Exercise brief: Copy out every line of this listing word for word.

**** Input for this task ****

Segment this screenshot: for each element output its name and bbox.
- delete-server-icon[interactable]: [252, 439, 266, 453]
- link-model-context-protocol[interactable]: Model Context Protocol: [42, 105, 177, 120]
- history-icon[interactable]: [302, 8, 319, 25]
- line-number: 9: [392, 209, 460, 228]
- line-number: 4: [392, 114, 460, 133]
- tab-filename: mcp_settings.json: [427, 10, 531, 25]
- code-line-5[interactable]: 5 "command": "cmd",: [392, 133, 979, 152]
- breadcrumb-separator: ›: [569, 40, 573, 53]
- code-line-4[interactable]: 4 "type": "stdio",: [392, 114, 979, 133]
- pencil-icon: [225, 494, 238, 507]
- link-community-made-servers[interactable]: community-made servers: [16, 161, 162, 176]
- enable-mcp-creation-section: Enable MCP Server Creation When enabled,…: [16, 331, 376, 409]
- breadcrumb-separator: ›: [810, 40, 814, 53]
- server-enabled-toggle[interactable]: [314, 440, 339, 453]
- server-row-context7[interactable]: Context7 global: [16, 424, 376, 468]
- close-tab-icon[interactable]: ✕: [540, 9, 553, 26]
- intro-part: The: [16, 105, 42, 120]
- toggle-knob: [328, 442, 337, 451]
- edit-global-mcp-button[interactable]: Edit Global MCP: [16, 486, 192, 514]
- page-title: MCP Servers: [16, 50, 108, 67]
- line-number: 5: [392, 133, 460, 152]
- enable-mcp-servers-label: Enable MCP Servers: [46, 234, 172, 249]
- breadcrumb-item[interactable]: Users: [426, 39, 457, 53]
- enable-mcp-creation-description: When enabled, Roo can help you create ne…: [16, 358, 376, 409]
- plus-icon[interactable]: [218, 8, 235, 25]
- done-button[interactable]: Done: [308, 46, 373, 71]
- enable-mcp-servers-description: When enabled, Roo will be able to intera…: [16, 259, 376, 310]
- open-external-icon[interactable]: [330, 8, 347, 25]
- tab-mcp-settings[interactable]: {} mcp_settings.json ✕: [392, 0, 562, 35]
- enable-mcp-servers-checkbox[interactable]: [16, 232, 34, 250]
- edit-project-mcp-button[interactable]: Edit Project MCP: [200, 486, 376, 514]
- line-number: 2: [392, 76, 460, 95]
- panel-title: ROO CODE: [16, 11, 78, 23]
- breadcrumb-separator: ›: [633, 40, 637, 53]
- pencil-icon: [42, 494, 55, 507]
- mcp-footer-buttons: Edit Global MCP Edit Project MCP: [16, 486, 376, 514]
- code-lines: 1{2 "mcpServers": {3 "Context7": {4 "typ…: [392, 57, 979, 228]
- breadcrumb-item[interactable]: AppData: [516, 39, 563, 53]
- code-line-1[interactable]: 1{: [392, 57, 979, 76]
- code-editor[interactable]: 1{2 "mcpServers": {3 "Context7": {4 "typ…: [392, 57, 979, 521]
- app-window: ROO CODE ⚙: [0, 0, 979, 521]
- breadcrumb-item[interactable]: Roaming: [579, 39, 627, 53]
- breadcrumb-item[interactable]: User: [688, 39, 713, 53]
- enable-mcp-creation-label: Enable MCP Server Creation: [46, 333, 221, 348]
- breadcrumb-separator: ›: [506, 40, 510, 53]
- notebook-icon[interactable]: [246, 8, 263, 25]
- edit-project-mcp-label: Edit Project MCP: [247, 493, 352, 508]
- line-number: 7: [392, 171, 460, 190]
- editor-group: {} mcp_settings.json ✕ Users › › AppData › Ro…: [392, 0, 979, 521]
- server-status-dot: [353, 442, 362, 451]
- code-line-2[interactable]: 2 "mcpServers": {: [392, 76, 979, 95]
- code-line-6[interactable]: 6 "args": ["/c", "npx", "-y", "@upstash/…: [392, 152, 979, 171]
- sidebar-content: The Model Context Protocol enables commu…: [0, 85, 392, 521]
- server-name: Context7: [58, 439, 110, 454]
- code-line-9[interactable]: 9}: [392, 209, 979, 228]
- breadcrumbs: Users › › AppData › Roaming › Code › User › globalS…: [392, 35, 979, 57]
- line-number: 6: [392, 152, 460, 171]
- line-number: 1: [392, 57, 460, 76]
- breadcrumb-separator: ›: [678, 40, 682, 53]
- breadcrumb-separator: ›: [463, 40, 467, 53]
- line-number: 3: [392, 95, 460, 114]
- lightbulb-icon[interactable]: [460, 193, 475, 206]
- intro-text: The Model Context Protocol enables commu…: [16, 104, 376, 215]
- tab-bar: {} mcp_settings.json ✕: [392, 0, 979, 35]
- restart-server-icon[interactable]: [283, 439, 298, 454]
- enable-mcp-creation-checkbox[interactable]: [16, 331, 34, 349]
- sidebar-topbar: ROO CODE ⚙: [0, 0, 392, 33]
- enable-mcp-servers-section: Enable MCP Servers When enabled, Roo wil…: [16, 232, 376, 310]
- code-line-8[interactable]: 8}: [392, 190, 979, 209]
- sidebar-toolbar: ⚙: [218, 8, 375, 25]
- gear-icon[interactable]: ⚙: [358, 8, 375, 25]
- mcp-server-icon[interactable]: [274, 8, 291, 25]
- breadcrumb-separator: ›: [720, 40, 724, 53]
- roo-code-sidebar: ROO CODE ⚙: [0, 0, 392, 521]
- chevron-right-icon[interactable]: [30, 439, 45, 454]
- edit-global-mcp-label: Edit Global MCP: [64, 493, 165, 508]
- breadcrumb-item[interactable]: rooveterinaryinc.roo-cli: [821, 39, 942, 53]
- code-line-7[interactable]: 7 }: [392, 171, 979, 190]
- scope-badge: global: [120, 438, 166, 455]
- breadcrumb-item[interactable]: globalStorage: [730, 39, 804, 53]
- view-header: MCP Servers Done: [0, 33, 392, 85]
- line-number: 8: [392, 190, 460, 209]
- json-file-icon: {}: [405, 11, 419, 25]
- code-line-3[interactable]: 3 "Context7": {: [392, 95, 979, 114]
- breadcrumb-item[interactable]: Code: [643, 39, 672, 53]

****

Expected output:
Segment this screenshot: for each element output its name and bbox.
- delete-server-icon[interactable]: [252, 439, 266, 453]
- link-model-context-protocol[interactable]: Model Context Protocol: [42, 105, 177, 120]
- history-icon[interactable]: [302, 8, 319, 25]
- line-number: 9: [392, 209, 460, 228]
- line-number: 4: [392, 114, 460, 133]
- tab-filename: mcp_settings.json: [427, 10, 531, 25]
- code-line-5[interactable]: 5 "command": "cmd",: [392, 133, 979, 152]
- breadcrumb-separator: ›: [569, 40, 573, 53]
- code-line-4[interactable]: 4 "type": "stdio",: [392, 114, 979, 133]
- pencil-icon: [225, 494, 238, 507]
- link-community-made-servers[interactable]: community-made servers: [16, 161, 162, 176]
- enable-mcp-creation-section: Enable MCP Server Creation When enabled,…: [16, 331, 376, 409]
- breadcrumb-separator: ›: [810, 40, 814, 53]
- server-enabled-toggle[interactable]: [314, 440, 339, 453]
- server-row-context7[interactable]: Context7 global: [16, 424, 376, 468]
- close-tab-icon[interactable]: ✕: [540, 9, 553, 26]
- intro-part: The: [16, 105, 42, 120]
- toggle-knob: [328, 442, 337, 451]
- edit-global-mcp-button[interactable]: Edit Global MCP: [16, 486, 192, 514]
- page-title: MCP Servers: [16, 50, 108, 67]
- line-number: 5: [392, 133, 460, 152]
- enable-mcp-servers-label: Enable MCP Servers: [46, 234, 172, 249]
- breadcrumb-item[interactable]: Users: [426, 39, 457, 53]
- enable-mcp-creation-description: When enabled, Roo can help you create ne…: [16, 358, 376, 409]
- plus-icon[interactable]: [218, 8, 235, 25]
- done-button[interactable]: Done: [308, 46, 373, 71]
- enable-mcp-servers-description: When enabled, Roo will be able to intera…: [16, 259, 376, 310]
- open-external-icon[interactable]: [330, 8, 347, 25]
- tab-mcp-settings[interactable]: {} mcp_settings.json ✕: [392, 0, 562, 35]
- enable-mcp-servers-checkbox[interactable]: [16, 232, 34, 250]
- edit-project-mcp-button[interactable]: Edit Project MCP: [200, 486, 376, 514]
- line-number: 2: [392, 76, 460, 95]
- panel-title: ROO CODE: [16, 11, 78, 23]
- breadcrumb-separator: ›: [633, 40, 637, 53]
- pencil-icon: [42, 494, 55, 507]
- mcp-footer-buttons: Edit Global MCP Edit Project MCP: [16, 486, 376, 514]
- code-lines: 1{2 "mcpServers": {3 "Context7": {4 "typ…: [392, 57, 979, 228]
- breadcrumb-item[interactable]: AppData: [516, 39, 563, 53]
- code-line-1[interactable]: 1{: [392, 57, 979, 76]
- code-editor[interactable]: 1{2 "mcpServers": {3 "Context7": {4 "typ…: [392, 57, 979, 521]
- app-window: ROO CODE ⚙: [0, 0, 979, 521]
- breadcrumb-item[interactable]: Roaming: [579, 39, 627, 53]
- breadcrumb-item[interactable]: User: [688, 39, 713, 53]
- enable-mcp-creation-label: Enable MCP Server Creation: [46, 333, 221, 348]
- breadcrumb-separator: ›: [506, 40, 510, 53]
- notebook-icon[interactable]: [246, 8, 263, 25]
- edit-project-mcp-label: Edit Project MCP: [247, 493, 352, 508]
- line-number: 7: [392, 171, 460, 190]
- editor-group: {} mcp_settings.json ✕ Users › › AppData › Ro…: [392, 0, 979, 521]
- server-status-dot: [353, 442, 362, 451]
- code-line-2[interactable]: 2 "mcpServers": {: [392, 76, 979, 95]
- code-line-6[interactable]: 6 "args": ["/c", "npx", "-y", "@upstash/…: [392, 152, 979, 171]
- sidebar-content: The Model Context Protocol enables commu…: [0, 85, 392, 521]
- server-name: Context7: [58, 439, 110, 454]
- code-line-9[interactable]: 9}: [392, 209, 979, 228]
- breadcrumbs: Users › › AppData › Roaming › Code › User › globalS…: [392, 35, 979, 57]
- line-number: 6: [392, 152, 460, 171]
- line-number: 1: [392, 57, 460, 76]
- breadcrumb-separator: ›: [678, 40, 682, 53]
- breadcrumb-separator: ›: [463, 40, 467, 53]
- line-number: 3: [392, 95, 460, 114]
- lightbulb-icon[interactable]: [460, 193, 475, 206]
- intro-text: The Model Context Protocol enables commu…: [16, 104, 376, 215]
- tab-bar: {} mcp_settings.json ✕: [392, 0, 979, 35]
- restart-server-icon[interactable]: [283, 439, 298, 454]
- enable-mcp-creation-checkbox[interactable]: [16, 331, 34, 349]
- sidebar-topbar: ROO CODE ⚙: [0, 0, 392, 33]
- enable-mcp-servers-section: Enable MCP Servers When enabled, Roo wil…: [16, 232, 376, 310]
- code-line-8[interactable]: 8}: [392, 190, 979, 209]
- sidebar-toolbar: ⚙: [218, 8, 375, 25]
- gear-icon[interactable]: ⚙: [358, 8, 375, 25]
- mcp-server-icon[interactable]: [274, 8, 291, 25]
- breadcrumb-separator: ›: [720, 40, 724, 53]
- roo-code-sidebar: ROO CODE ⚙: [0, 0, 392, 521]
- chevron-right-icon[interactable]: [30, 439, 45, 454]
- edit-global-mcp-label: Edit Global MCP: [64, 493, 165, 508]
- breadcrumb-item[interactable]: rooveterinaryinc.roo-cli: [821, 39, 942, 53]
- code-line-7[interactable]: 7 }: [392, 171, 979, 190]
- scope-badge: global: [120, 438, 166, 455]
- breadcrumb-item[interactable]: globalStorage: [730, 39, 804, 53]
- view-header: MCP Servers Done: [0, 33, 392, 85]
- line-number: 8: [392, 190, 460, 209]
- json-file-icon: {}: [405, 11, 419, 25]
- code-line-3[interactable]: 3 "Context7": {: [392, 95, 979, 114]
- breadcrumb-item[interactable]: Code: [643, 39, 672, 53]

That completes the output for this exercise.